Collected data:
____

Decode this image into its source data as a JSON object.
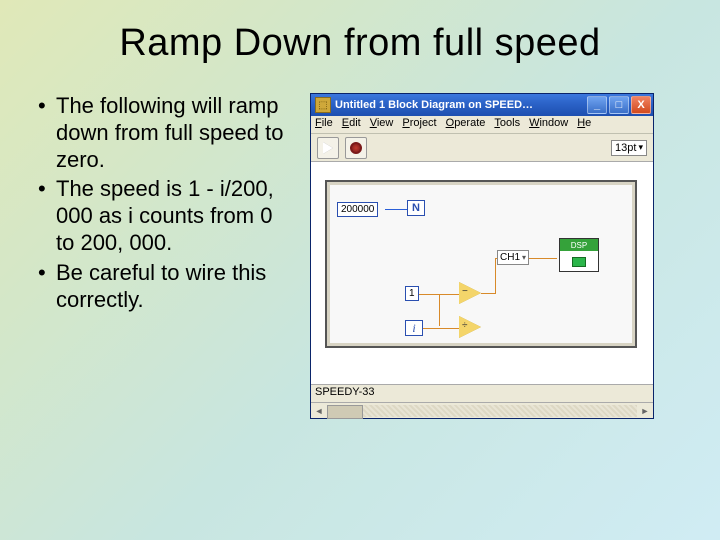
{
  "title": "Ramp Down from full speed",
  "bullets": [
    "The following will ramp down from full speed to zero.",
    "The speed is    1 - i/200, 000 as i counts from 0 to 200, 000.",
    "Be careful to wire this correctly."
  ],
  "window": {
    "title": "Untitled 1 Block Diagram on SPEED…",
    "menu": [
      "File",
      "Edit",
      "View",
      "Project",
      "Operate",
      "Tools",
      "Window",
      "He"
    ],
    "font_size": "13pt",
    "status": "SPEEDY-33"
  },
  "diagram": {
    "loop_count": "200000",
    "one": "1",
    "i": "i",
    "n": "N",
    "channel": "CH1",
    "dsp": "DSP"
  }
}
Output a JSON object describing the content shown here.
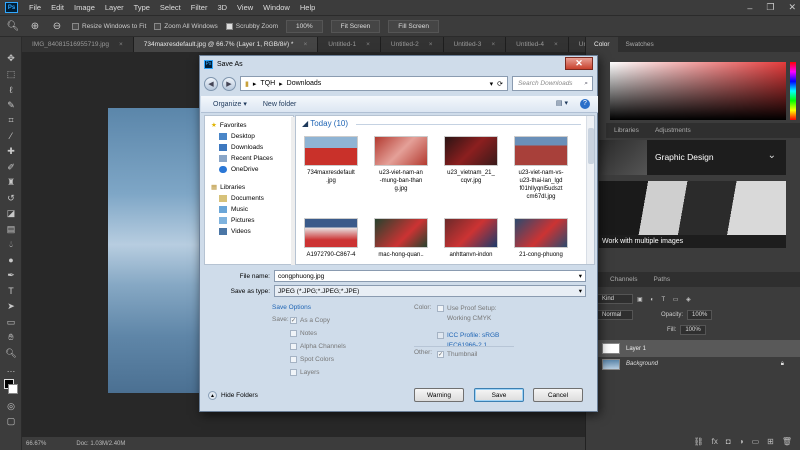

____

* Goal *
Repeat the lines above exactly, and keep every picture out.

* Finished exercise *
Decode this image into its source data as a JSON object.
{
  "title": "Ramp Down from full speed",
  "bullets": [
    "The following will ramp down from full speed to zero.",
    "The speed is    1 - i/200, 000 as i counts from 0 to 200, 000.",
    "Be careful to wire this correctly."
  ],
  "window": {
    "title": "Untitled 1 Block Diagram on SPEED…",
    "menu": [
      "File",
      "Edit",
      "View",
      "Project",
      "Operate",
      "Tools",
      "Window",
      "He"
    ],
    "font_size": "13pt",
    "status": "SPEEDY-33"
  },
  "diagram": {
    "loop_count": "200000",
    "one": "1",
    "i": "i",
    "n": "N",
    "channel": "CH1",
    "dsp": "DSP"
  }
}
Output a JSON object describing the content shown here.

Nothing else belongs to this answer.